GIVEN RECORDS:

◆ ◆ ◆

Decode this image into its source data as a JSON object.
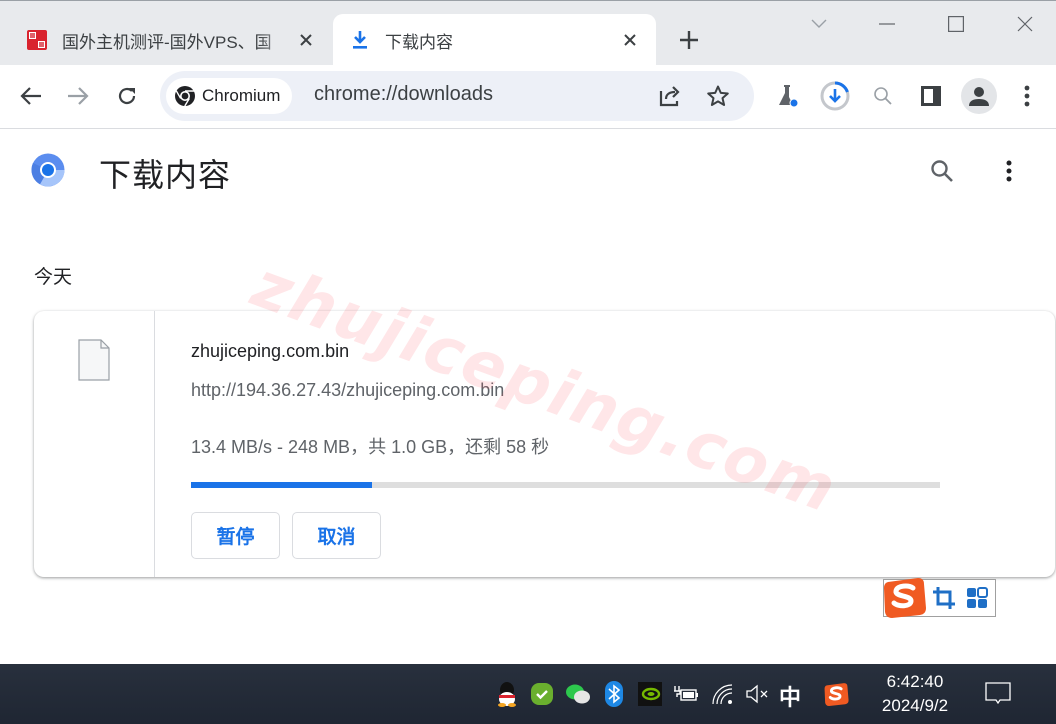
{
  "browser": {
    "tabs": [
      {
        "title": "国外主机测评-国外VPS、国",
        "favicon": "site-seal-icon",
        "active": false
      },
      {
        "title": "下载内容",
        "favicon": "download-icon",
        "active": true
      }
    ],
    "window_controls": [
      "tab-search",
      "minimize",
      "maximize",
      "close"
    ],
    "nav": {
      "back": "back-arrow-icon",
      "forward": "forward-arrow-icon",
      "reload": "reload-icon"
    },
    "omnibox": {
      "chip_label": "Chromium",
      "url": "chrome://downloads"
    },
    "toolbar_icons": [
      "share-icon",
      "bookmark-star-icon",
      "labs-flask-icon",
      "download-progress-icon",
      "zoom-icon",
      "side-panel-icon",
      "profile-avatar-icon",
      "menu-kebab-icon"
    ]
  },
  "page": {
    "title": "下载内容",
    "section_label": "今天",
    "download": {
      "file_name": "zhujiceping.com.bin",
      "url": "http://194.36.27.43/zhujiceping.com.bin",
      "status": "13.4 MB/s - 248 MB，共 1.0 GB，还剩 58 秒",
      "progress_percent": 24.2,
      "pause_label": "暂停",
      "cancel_label": "取消"
    },
    "watermark": "zhujiceping.com"
  },
  "taskbar": {
    "tray_icons": [
      "qq-icon",
      "security-shield-icon",
      "wechat-icon",
      "bluetooth-icon",
      "nvidia-icon",
      "battery-charging-icon",
      "wifi-icon",
      "volume-muted-icon"
    ],
    "ime_indicator": "中",
    "time": "6:42:40",
    "date": "2024/9/2"
  },
  "colors": {
    "accent": "#1a73e8",
    "tabstrip": "#e8eaed",
    "omnibox": "#edf0f7",
    "taskbar": "#222a37",
    "sogou": "#f05a22"
  }
}
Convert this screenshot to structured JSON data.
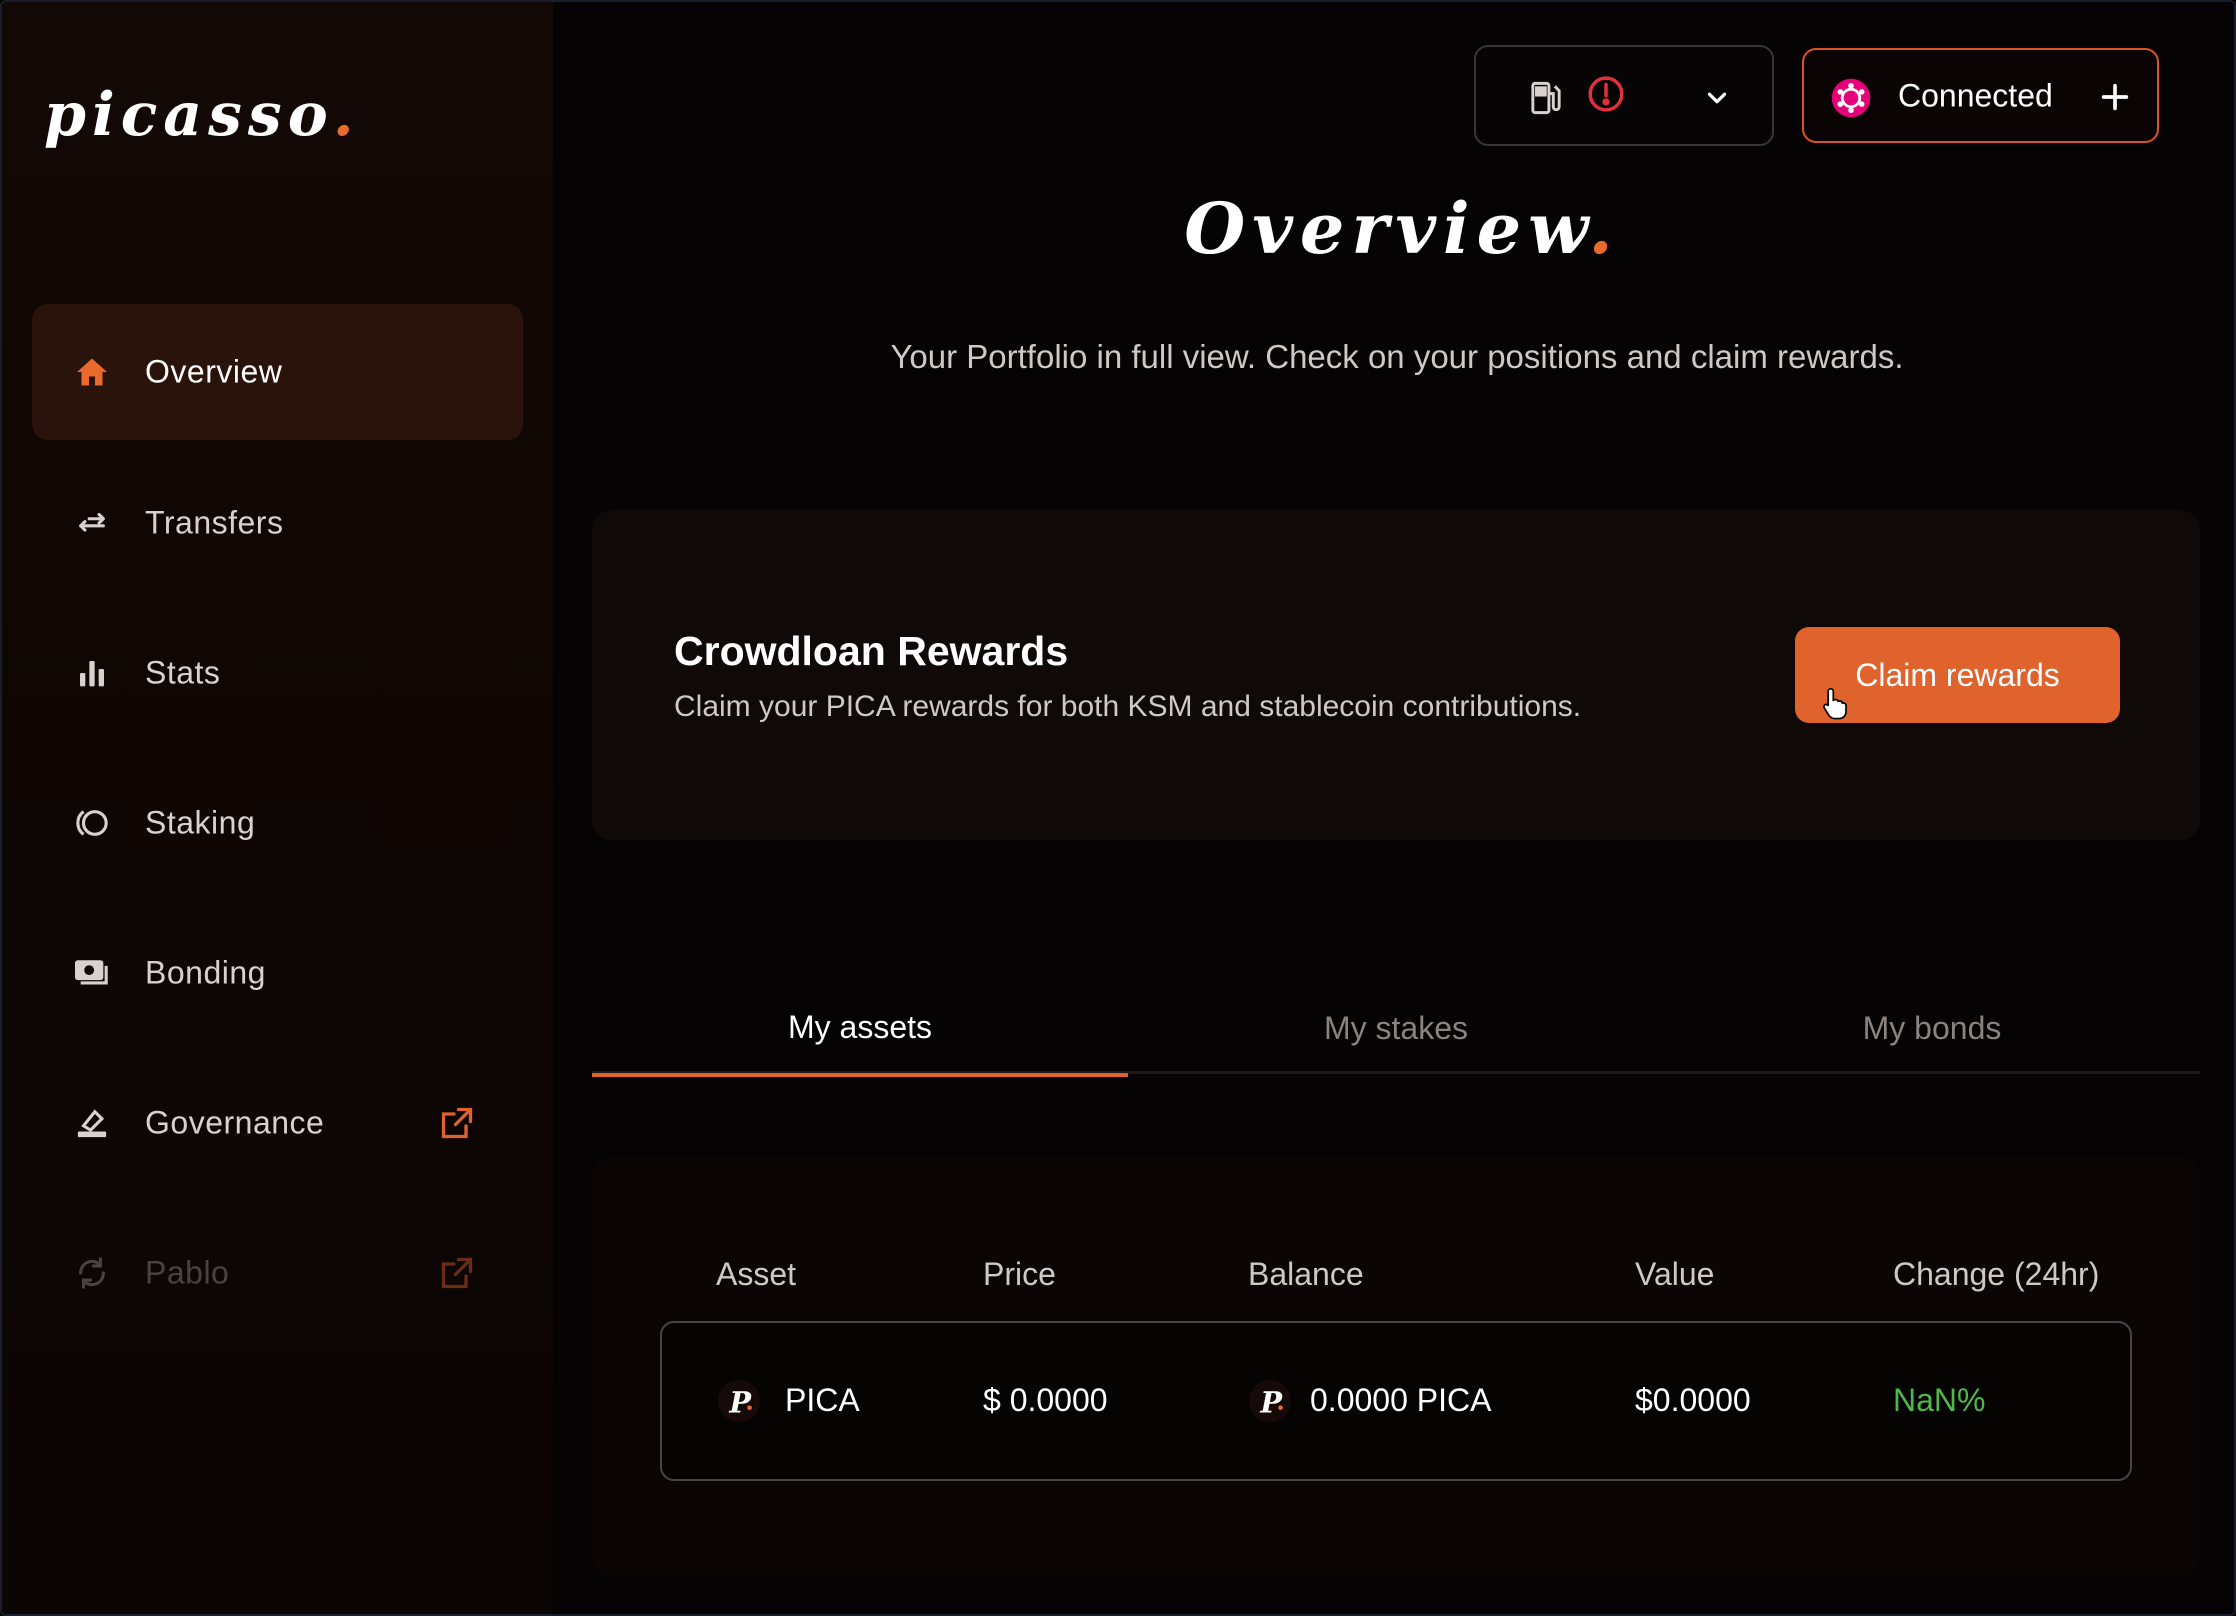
{
  "sidebar": {
    "logo_text": "picasso",
    "logo_dot": ".",
    "items": [
      {
        "label": "Overview",
        "icon": "home-icon",
        "active": true
      },
      {
        "label": "Transfers",
        "icon": "transfer-arrows-icon"
      },
      {
        "label": "Stats",
        "icon": "bar-chart-icon"
      },
      {
        "label": "Staking",
        "icon": "staking-icon"
      },
      {
        "label": "Bonding",
        "icon": "bonding-icon"
      },
      {
        "label": "Governance",
        "icon": "governance-icon",
        "external": true
      },
      {
        "label": "Pablo",
        "icon": "refresh-icon",
        "external": true,
        "disabled": true
      }
    ]
  },
  "header": {
    "gas_icon": "gas-pump-icon",
    "warning_icon": "alert-circle-icon",
    "wallet_label": "Connected",
    "wallet_icon": "polkadot-icon"
  },
  "page": {
    "title": "Overview",
    "title_dot": ".",
    "subtitle": "Your Portfolio in full view. Check on your positions and claim rewards."
  },
  "crowdloan": {
    "title": "Crowdloan Rewards",
    "description": "Claim your PICA rewards for both KSM and stablecoin contributions.",
    "button_label": "Claim rewards"
  },
  "tabs": [
    {
      "label": "My assets",
      "active": true
    },
    {
      "label": "My stakes"
    },
    {
      "label": "My bonds"
    }
  ],
  "table": {
    "columns": [
      "Asset",
      "Price",
      "Balance",
      "Value",
      "Change (24hr)"
    ],
    "rows": [
      {
        "asset": "PICA",
        "price": "$ 0.0000",
        "balance": "0.0000 PICA",
        "value": "$0.0000",
        "change": "NaN%"
      }
    ]
  },
  "colors": {
    "accent": "#e0622c",
    "positive": "#4fb84a",
    "background": "#050303"
  }
}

◆ ◆ ◆

STATED EXERCISE:
Return each line exactly as written. Any picture gets left out.

OUTPUT:
Decode this image into its source data as a JSON object.
{
  "browser": {
    "tabs": [
      {
        "title": "国外主机测评-国外VPS、国",
        "favicon": "site-seal-icon",
        "active": false
      },
      {
        "title": "下载内容",
        "favicon": "download-icon",
        "active": true
      }
    ],
    "window_controls": [
      "tab-search",
      "minimize",
      "maximize",
      "close"
    ],
    "nav": {
      "back": "back-arrow-icon",
      "forward": "forward-arrow-icon",
      "reload": "reload-icon"
    },
    "omnibox": {
      "chip_label": "Chromium",
      "url": "chrome://downloads"
    },
    "toolbar_icons": [
      "share-icon",
      "bookmark-star-icon",
      "labs-flask-icon",
      "download-progress-icon",
      "zoom-icon",
      "side-panel-icon",
      "profile-avatar-icon",
      "menu-kebab-icon"
    ]
  },
  "page": {
    "title": "下载内容",
    "section_label": "今天",
    "download": {
      "file_name": "zhujiceping.com.bin",
      "url": "http://194.36.27.43/zhujiceping.com.bin",
      "status": "13.4 MB/s - 248 MB，共 1.0 GB，还剩 58 秒",
      "progress_percent": 24.2,
      "pause_label": "暂停",
      "cancel_label": "取消"
    },
    "watermark": "zhujiceping.com"
  },
  "taskbar": {
    "tray_icons": [
      "qq-icon",
      "security-shield-icon",
      "wechat-icon",
      "bluetooth-icon",
      "nvidia-icon",
      "battery-charging-icon",
      "wifi-icon",
      "volume-muted-icon"
    ],
    "ime_indicator": "中",
    "time": "6:42:40",
    "date": "2024/9/2"
  },
  "colors": {
    "accent": "#1a73e8",
    "tabstrip": "#e8eaed",
    "omnibox": "#edf0f7",
    "taskbar": "#222a37",
    "sogou": "#f05a22"
  }
}
Convert this screenshot to structured JSON data.
{
  "sidebar": {
    "logo_text": "picasso",
    "logo_dot": ".",
    "items": [
      {
        "label": "Overview",
        "icon": "home-icon",
        "active": true
      },
      {
        "label": "Transfers",
        "icon": "transfer-arrows-icon"
      },
      {
        "label": "Stats",
        "icon": "bar-chart-icon"
      },
      {
        "label": "Staking",
        "icon": "staking-icon"
      },
      {
        "label": "Bonding",
        "icon": "bonding-icon"
      },
      {
        "label": "Governance",
        "icon": "governance-icon",
        "external": true
      },
      {
        "label": "Pablo",
        "icon": "refresh-icon",
        "external": true,
        "disabled": true
      }
    ]
  },
  "header": {
    "gas_icon": "gas-pump-icon",
    "warning_icon": "alert-circle-icon",
    "wallet_label": "Connected",
    "wallet_icon": "polkadot-icon"
  },
  "page": {
    "title": "Overview",
    "title_dot": ".",
    "subtitle": "Your Portfolio in full view. Check on your positions and claim rewards."
  },
  "crowdloan": {
    "title": "Crowdloan Rewards",
    "description": "Claim your PICA rewards for both KSM and stablecoin contributions.",
    "button_label": "Claim rewards"
  },
  "tabs": [
    {
      "label": "My assets",
      "active": true
    },
    {
      "label": "My stakes"
    },
    {
      "label": "My bonds"
    }
  ],
  "table": {
    "columns": [
      "Asset",
      "Price",
      "Balance",
      "Value",
      "Change (24hr)"
    ],
    "rows": [
      {
        "asset": "PICA",
        "price": "$ 0.0000",
        "balance": "0.0000 PICA",
        "value": "$0.0000",
        "change": "NaN%"
      }
    ]
  },
  "colors": {
    "accent": "#e0622c",
    "positive": "#4fb84a",
    "background": "#050303"
  }
}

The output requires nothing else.